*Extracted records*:
┌──

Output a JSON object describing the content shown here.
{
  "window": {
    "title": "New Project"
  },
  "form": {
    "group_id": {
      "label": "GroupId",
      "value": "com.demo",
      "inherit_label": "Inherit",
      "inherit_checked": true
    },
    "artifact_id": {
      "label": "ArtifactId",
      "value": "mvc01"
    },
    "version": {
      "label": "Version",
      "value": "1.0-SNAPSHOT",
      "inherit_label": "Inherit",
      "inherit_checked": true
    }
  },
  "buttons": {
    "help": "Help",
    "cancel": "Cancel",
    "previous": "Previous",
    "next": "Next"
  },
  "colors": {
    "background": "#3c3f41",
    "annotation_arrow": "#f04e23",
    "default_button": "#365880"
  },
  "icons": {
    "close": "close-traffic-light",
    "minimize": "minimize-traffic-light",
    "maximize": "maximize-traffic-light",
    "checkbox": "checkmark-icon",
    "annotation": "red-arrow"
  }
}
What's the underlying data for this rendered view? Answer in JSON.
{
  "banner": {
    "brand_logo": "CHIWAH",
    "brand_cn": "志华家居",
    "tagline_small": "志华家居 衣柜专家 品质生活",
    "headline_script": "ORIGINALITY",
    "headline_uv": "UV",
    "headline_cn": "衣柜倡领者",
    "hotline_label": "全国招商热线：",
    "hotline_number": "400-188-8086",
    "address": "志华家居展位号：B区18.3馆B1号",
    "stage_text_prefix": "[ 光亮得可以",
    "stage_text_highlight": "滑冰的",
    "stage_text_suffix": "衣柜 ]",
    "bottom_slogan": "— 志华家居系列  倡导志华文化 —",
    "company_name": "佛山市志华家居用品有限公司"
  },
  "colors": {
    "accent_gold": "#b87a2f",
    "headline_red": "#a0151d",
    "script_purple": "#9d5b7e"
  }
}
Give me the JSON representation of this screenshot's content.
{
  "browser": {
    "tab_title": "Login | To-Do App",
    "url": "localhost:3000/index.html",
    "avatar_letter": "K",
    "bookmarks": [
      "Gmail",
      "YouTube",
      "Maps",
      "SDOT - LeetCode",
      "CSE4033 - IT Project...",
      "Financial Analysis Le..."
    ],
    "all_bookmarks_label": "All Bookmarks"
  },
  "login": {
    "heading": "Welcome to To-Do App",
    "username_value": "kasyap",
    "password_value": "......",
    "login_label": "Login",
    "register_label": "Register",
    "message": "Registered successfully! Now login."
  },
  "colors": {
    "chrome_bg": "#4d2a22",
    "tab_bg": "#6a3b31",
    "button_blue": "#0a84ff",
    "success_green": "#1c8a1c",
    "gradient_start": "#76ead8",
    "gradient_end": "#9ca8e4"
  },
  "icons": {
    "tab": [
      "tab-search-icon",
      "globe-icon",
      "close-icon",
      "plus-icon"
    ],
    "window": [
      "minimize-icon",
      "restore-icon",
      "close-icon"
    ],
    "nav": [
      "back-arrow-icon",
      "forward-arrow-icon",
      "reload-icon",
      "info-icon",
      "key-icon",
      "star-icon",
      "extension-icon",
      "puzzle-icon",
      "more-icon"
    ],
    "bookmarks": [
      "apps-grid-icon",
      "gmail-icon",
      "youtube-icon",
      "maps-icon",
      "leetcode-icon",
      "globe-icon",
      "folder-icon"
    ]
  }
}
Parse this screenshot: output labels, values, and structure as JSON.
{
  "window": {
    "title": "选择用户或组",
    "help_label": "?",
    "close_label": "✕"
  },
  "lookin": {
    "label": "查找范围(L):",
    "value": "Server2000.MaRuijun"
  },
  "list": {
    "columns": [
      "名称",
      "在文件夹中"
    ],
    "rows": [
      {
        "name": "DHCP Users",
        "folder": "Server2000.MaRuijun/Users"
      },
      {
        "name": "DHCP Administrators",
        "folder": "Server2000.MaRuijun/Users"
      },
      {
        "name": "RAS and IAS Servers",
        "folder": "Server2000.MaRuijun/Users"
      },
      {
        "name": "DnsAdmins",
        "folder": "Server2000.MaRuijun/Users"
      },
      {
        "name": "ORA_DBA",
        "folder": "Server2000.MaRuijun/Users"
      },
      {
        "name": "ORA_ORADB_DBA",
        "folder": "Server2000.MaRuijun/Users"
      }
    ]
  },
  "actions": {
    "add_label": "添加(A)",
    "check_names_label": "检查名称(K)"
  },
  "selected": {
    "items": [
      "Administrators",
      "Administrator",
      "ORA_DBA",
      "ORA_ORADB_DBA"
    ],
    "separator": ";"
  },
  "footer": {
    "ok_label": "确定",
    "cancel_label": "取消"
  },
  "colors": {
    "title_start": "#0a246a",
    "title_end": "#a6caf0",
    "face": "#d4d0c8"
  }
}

└──

*Written exercise*: Select every line of the records holding the string "Project".

*Solution*:
    "title": "New Project"
      "CSE4033 - IT Project...",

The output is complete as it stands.